▶ [REQUIREMENT]:
Gather every line that includes the word "JSON", please.

#####

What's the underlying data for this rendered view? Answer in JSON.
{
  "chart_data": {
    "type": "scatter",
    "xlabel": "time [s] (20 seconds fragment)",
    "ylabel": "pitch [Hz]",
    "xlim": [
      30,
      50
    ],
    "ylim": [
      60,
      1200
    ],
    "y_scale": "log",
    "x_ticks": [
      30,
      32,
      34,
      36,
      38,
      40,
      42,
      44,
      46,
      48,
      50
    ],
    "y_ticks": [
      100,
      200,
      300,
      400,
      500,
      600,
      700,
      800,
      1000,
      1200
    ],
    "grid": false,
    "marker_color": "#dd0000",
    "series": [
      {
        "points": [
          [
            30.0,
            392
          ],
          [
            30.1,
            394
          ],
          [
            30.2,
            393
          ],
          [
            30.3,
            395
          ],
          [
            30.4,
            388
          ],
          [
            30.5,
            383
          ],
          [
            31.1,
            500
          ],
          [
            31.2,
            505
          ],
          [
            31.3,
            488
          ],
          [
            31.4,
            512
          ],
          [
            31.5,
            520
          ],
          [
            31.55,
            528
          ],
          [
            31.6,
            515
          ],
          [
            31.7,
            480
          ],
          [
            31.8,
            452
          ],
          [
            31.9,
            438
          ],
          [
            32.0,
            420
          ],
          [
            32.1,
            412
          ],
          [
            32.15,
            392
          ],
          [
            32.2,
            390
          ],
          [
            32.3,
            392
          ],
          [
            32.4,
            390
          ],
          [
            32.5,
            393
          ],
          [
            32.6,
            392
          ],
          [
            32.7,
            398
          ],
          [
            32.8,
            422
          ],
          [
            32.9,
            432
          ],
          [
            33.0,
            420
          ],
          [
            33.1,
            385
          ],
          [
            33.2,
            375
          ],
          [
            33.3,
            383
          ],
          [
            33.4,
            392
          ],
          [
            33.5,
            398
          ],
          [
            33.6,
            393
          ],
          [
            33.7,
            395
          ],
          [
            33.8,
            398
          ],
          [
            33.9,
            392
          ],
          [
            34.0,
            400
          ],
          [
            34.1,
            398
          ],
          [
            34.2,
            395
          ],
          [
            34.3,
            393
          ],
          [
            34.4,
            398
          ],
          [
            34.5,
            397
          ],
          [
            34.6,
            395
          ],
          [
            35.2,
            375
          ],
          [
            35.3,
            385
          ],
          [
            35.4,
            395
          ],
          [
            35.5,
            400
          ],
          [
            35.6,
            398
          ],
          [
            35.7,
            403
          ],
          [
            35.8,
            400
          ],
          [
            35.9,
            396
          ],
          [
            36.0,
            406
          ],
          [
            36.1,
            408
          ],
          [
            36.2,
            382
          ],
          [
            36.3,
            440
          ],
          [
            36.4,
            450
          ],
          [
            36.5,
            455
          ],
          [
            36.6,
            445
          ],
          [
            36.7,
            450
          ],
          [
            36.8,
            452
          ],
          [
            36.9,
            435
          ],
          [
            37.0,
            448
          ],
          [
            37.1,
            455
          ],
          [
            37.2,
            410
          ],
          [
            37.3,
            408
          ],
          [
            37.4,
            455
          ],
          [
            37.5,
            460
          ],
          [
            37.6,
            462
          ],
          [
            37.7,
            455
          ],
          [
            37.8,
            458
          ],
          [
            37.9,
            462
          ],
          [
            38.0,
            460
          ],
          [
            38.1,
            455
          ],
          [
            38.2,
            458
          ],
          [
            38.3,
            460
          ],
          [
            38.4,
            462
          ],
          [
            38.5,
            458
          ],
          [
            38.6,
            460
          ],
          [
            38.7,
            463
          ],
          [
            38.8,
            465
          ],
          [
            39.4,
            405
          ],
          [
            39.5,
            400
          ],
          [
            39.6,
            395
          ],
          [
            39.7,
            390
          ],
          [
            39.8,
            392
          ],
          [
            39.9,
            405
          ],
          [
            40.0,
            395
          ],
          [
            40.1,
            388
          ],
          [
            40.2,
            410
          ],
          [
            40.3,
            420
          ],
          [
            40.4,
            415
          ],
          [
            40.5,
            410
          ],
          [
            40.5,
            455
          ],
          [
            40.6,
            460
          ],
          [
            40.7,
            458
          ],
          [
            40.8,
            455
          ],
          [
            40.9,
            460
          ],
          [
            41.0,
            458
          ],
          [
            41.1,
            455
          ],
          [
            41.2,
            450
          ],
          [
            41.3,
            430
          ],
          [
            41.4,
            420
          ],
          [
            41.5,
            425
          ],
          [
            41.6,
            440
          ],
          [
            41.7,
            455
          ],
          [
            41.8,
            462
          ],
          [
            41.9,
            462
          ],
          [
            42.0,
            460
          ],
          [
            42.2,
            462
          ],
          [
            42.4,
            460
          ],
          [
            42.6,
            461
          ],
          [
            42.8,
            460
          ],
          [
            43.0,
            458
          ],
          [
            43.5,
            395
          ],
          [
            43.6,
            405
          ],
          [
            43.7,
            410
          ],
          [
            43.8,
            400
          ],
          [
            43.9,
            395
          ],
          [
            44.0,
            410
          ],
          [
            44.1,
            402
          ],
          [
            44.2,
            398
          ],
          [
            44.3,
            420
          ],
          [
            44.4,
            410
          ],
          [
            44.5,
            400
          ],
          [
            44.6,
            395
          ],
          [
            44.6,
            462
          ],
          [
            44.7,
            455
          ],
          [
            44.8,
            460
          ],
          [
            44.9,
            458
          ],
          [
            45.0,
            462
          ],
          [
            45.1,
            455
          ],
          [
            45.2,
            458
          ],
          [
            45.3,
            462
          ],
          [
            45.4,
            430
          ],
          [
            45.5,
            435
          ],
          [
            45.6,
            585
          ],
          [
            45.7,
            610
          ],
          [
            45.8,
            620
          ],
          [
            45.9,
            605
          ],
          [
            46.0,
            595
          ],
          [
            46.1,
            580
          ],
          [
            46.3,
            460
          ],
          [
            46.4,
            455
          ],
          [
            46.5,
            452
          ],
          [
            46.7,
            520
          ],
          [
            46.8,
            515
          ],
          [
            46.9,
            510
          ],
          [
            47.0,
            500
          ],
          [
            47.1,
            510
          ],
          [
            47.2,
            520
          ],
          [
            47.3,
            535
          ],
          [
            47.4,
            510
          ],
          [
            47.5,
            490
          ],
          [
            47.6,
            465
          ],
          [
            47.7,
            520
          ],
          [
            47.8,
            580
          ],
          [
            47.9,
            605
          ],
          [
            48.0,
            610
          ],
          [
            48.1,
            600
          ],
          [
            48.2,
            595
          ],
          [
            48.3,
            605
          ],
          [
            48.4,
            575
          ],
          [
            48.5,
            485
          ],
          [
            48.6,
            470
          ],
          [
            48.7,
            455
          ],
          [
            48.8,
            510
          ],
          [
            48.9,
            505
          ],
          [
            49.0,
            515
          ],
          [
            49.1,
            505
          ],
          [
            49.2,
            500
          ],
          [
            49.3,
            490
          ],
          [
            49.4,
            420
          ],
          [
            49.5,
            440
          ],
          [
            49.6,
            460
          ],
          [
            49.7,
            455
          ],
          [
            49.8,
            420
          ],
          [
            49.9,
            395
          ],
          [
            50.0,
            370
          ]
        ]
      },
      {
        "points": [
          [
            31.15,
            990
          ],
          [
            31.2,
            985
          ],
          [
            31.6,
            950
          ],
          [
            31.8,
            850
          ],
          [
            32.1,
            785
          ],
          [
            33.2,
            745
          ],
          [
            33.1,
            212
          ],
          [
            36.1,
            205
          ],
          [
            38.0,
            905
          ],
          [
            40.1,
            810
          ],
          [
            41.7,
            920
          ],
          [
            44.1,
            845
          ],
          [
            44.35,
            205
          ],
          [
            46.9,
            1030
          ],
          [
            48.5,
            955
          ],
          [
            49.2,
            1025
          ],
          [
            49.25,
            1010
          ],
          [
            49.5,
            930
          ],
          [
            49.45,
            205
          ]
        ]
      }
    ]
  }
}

#####

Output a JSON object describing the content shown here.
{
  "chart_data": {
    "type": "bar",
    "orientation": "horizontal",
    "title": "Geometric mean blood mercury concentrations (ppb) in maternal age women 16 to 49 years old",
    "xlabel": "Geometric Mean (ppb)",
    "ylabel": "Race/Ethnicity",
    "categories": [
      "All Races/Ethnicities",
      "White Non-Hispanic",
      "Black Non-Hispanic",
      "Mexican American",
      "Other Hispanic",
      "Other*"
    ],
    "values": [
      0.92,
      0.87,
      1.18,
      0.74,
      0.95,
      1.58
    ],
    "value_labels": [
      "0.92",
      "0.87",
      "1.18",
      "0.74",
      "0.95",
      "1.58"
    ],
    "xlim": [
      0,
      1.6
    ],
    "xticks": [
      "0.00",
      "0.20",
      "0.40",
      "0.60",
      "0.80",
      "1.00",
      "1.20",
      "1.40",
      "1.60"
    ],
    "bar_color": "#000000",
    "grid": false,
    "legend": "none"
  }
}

#####

▶ [FINISHED TASK]:
What's the underlying data for this rendered view? Answer in JSON.
Output a JSON object describing the content shown here.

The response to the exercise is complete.